§ Written problem
Where a line contains the word "NDVI", copy that line.

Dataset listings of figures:
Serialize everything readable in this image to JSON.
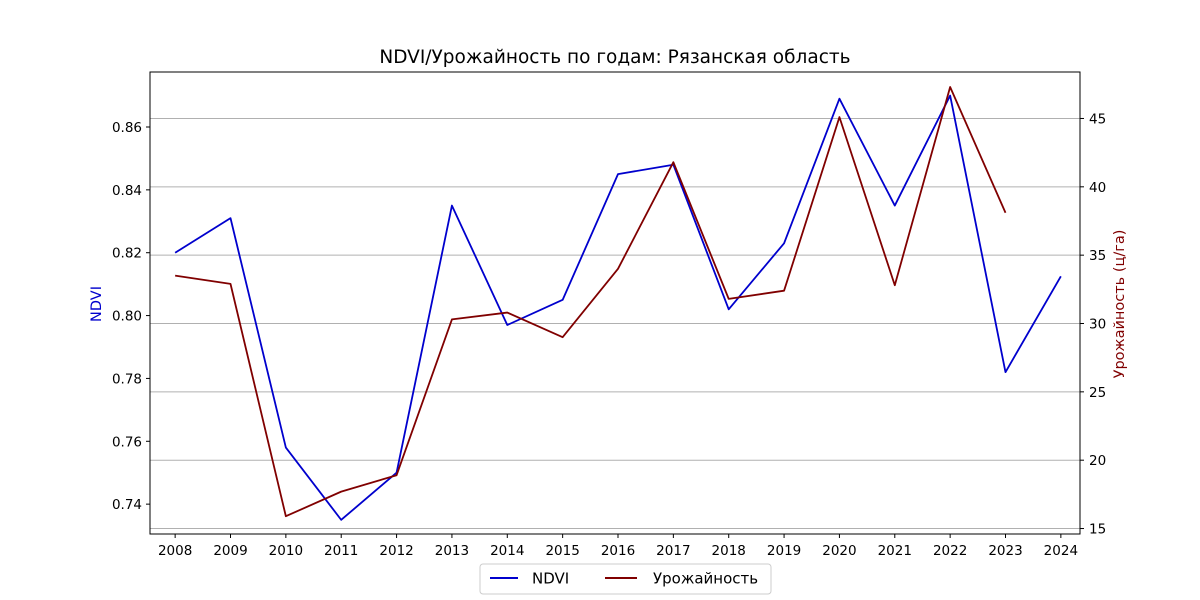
{
  "chart_data": {
    "type": "line",
    "title": "NDVI/Урожайность по годам: Рязанская область",
    "x": [
      "2008",
      "2009",
      "2010",
      "2011",
      "2012",
      "2013",
      "2014",
      "2015",
      "2016",
      "2017",
      "2018",
      "2019",
      "2020",
      "2021",
      "2022",
      "2023",
      "2024"
    ],
    "ylabel_left": "NDVI",
    "ylabel_right": "Урожайность (ц/га)",
    "ylim_left": [
      0.7305,
      0.8775
    ],
    "ylim_right": [
      14.6,
      48.4
    ],
    "yticks_left": [
      0.74,
      0.76,
      0.78,
      0.8,
      0.82,
      0.84,
      0.86
    ],
    "yticks_left_labels": [
      "0.74",
      "0.76",
      "0.78",
      "0.80",
      "0.82",
      "0.84",
      "0.86"
    ],
    "yticks_right": [
      15,
      20,
      25,
      30,
      35,
      40,
      45
    ],
    "yticks_right_labels": [
      "15",
      "20",
      "25",
      "30",
      "35",
      "40",
      "45"
    ],
    "grid": "horizontal lines at right-axis ticks",
    "series": [
      {
        "name": "NDVI",
        "axis": "left",
        "color": "#0000cd",
        "values": [
          0.82,
          0.831,
          0.758,
          0.735,
          0.75,
          0.835,
          0.797,
          0.805,
          0.845,
          0.848,
          0.802,
          0.823,
          0.869,
          0.835,
          0.87,
          0.782,
          0.8125
        ]
      },
      {
        "name": "Урожайность",
        "axis": "right",
        "color": "#800000",
        "values": [
          33.5,
          32.9,
          15.9,
          17.7,
          18.9,
          30.3,
          30.8,
          29.0,
          34.0,
          41.8,
          31.8,
          32.4,
          45.1,
          32.8,
          47.3,
          38.1,
          null
        ]
      }
    ],
    "legend": {
      "placement": "bottom-center",
      "entries": [
        "NDVI",
        "Урожайность"
      ]
    }
  }
}
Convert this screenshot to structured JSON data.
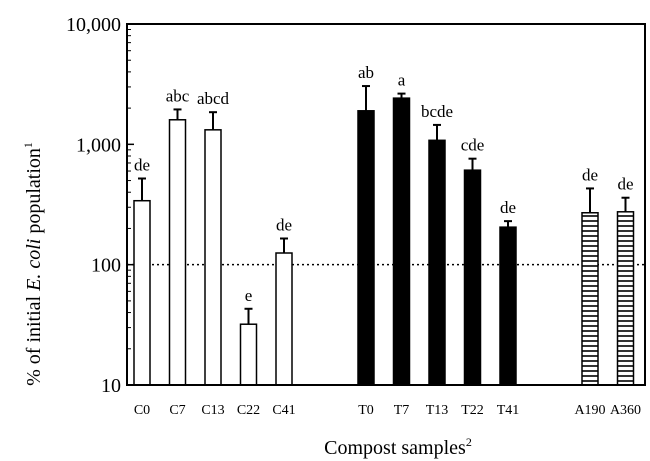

§ Answer
    "title": "NDVI/Урожайность по годам: Рязанская область",
    "ylabel_left": "NDVI",
        "name": "NDVI",
        "NDVI",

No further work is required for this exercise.